* [Prompt]
Go through the lines below and copy each one that holds the string "title".

───── Provided data ─────

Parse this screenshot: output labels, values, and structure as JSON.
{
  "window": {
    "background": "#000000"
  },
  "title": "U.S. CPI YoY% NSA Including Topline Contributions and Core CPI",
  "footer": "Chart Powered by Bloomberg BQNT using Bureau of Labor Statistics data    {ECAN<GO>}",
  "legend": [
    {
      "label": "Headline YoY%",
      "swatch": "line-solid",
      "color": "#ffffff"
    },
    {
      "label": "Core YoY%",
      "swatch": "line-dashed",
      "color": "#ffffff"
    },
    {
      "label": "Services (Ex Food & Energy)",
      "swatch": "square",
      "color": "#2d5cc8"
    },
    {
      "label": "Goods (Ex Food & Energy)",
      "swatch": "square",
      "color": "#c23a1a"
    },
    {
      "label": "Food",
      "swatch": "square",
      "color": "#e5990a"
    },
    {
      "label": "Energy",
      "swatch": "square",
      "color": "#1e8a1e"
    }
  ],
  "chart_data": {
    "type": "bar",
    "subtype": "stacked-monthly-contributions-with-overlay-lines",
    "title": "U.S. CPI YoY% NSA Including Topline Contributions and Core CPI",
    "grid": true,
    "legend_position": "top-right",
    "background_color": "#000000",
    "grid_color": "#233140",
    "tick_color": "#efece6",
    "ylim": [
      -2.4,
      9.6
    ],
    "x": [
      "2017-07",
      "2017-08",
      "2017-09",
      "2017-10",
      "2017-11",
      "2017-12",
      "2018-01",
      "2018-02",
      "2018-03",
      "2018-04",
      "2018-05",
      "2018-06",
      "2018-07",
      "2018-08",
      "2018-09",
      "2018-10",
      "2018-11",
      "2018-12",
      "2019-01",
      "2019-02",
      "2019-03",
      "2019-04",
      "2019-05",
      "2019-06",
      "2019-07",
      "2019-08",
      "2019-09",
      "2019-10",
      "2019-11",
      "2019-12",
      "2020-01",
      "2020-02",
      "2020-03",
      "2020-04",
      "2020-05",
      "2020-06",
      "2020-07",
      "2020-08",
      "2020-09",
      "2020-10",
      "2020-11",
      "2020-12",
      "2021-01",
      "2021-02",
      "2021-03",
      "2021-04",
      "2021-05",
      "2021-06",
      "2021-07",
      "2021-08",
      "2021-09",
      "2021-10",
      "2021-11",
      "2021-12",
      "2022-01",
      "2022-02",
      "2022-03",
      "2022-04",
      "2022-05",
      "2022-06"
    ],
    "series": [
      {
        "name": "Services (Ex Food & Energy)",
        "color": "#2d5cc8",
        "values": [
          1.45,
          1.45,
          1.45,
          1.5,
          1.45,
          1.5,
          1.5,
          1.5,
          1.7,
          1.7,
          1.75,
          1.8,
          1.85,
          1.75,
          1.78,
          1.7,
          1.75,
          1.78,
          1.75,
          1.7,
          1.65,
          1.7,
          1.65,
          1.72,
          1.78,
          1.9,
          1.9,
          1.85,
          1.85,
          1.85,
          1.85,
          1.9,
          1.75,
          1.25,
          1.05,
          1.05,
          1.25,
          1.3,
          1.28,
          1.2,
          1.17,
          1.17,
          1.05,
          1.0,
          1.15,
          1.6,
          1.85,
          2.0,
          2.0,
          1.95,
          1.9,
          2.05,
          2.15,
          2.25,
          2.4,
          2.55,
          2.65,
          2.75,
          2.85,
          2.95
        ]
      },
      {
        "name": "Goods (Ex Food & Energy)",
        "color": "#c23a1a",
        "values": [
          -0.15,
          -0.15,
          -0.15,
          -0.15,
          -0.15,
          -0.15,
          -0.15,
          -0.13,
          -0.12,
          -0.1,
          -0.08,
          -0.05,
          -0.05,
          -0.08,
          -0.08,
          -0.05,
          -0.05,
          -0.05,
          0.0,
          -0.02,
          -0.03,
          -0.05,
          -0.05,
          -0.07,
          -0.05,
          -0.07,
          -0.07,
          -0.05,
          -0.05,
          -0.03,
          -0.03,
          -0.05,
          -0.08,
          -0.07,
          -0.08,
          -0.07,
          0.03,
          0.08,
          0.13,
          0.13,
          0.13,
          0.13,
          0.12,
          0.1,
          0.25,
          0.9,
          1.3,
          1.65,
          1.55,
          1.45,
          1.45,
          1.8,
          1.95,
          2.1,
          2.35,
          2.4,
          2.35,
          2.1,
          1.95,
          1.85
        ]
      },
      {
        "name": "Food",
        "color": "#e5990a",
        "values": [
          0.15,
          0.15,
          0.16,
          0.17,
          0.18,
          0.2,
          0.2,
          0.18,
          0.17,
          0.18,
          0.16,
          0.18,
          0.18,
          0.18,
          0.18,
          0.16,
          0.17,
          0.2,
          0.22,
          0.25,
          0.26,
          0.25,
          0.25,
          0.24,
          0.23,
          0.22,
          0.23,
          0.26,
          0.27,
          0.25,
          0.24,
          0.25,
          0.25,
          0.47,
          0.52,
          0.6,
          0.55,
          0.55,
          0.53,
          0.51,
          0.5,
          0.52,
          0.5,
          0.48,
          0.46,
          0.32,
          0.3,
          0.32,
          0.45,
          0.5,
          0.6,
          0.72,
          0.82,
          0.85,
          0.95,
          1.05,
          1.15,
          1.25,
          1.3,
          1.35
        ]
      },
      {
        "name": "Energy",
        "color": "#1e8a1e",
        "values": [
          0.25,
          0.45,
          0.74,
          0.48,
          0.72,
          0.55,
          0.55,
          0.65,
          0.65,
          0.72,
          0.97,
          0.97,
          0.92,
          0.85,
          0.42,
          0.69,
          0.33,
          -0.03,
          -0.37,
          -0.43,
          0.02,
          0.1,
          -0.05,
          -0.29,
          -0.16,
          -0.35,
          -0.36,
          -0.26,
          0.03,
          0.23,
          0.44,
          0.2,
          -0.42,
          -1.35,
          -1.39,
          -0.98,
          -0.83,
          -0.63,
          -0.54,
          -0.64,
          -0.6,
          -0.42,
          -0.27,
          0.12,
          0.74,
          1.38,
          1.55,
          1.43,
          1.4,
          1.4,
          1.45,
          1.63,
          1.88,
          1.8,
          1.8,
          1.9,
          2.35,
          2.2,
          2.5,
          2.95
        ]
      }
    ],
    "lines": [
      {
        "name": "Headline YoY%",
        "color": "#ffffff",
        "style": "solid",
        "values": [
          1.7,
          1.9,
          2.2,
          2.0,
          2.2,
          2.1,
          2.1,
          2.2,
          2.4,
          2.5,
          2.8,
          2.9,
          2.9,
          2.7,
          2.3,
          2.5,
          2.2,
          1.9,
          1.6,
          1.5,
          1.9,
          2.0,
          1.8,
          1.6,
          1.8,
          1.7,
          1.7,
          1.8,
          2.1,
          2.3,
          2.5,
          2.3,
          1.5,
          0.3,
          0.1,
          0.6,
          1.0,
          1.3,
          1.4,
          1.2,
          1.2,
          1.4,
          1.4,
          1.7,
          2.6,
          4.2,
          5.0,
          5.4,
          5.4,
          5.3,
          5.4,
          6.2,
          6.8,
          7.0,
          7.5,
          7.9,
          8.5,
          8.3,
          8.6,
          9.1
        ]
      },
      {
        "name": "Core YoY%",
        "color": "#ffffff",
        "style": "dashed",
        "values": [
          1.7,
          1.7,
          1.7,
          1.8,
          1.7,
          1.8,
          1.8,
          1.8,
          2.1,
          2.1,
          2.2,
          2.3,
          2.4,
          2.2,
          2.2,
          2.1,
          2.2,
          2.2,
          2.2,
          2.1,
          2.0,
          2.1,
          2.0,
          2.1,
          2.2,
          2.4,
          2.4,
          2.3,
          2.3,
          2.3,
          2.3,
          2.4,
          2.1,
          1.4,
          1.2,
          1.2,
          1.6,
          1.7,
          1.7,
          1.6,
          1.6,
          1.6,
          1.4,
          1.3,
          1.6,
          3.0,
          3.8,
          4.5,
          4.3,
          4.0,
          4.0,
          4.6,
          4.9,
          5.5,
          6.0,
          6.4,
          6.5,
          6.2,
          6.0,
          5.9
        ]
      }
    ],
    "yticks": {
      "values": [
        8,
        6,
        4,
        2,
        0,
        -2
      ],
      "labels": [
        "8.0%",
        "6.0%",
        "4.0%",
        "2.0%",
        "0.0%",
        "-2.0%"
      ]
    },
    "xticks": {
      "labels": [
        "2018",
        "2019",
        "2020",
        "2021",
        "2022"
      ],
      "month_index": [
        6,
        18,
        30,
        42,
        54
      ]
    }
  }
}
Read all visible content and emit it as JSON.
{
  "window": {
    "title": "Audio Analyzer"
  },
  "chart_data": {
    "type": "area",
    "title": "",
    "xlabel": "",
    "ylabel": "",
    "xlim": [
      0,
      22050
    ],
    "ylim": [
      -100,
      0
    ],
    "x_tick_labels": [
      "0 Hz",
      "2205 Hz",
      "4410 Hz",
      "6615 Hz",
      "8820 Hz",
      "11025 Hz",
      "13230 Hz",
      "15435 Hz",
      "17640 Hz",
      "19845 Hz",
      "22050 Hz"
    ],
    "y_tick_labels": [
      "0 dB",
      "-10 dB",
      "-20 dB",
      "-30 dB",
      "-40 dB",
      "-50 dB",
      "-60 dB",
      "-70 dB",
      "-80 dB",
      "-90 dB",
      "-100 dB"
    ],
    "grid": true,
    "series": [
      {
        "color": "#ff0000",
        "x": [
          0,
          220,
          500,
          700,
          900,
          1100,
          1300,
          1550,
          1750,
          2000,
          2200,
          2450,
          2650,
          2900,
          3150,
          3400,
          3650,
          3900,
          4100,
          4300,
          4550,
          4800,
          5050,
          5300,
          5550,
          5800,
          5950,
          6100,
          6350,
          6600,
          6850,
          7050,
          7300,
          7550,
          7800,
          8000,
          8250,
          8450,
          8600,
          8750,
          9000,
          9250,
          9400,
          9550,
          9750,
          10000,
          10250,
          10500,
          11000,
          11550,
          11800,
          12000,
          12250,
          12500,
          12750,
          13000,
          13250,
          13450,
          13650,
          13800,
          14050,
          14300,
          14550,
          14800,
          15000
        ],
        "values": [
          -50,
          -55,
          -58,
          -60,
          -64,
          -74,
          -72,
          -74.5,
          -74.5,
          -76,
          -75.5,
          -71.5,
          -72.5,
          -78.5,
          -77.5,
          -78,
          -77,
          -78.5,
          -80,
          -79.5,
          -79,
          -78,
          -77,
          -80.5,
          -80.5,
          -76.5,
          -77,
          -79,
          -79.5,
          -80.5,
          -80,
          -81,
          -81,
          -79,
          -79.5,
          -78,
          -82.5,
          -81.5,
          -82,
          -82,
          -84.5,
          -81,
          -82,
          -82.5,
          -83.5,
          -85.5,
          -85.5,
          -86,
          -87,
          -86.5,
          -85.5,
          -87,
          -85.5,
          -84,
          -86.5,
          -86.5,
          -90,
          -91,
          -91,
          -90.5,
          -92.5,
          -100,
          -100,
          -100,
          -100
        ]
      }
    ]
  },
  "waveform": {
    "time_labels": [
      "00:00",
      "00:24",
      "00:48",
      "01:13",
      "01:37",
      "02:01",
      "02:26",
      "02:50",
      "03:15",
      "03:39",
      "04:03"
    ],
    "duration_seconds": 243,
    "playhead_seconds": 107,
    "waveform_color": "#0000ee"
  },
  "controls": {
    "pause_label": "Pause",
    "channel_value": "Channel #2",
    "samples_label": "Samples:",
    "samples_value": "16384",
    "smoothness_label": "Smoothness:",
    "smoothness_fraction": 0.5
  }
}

─────

* [Output of the exercise]
  "title": "U.S. CPI YoY% NSA Including Topline Contributions and Core CPI",
    "title": "U.S. CPI YoY% NSA Including Topline Contributions and Core CPI",
    "title": "Audio Analyzer"
    "title": "",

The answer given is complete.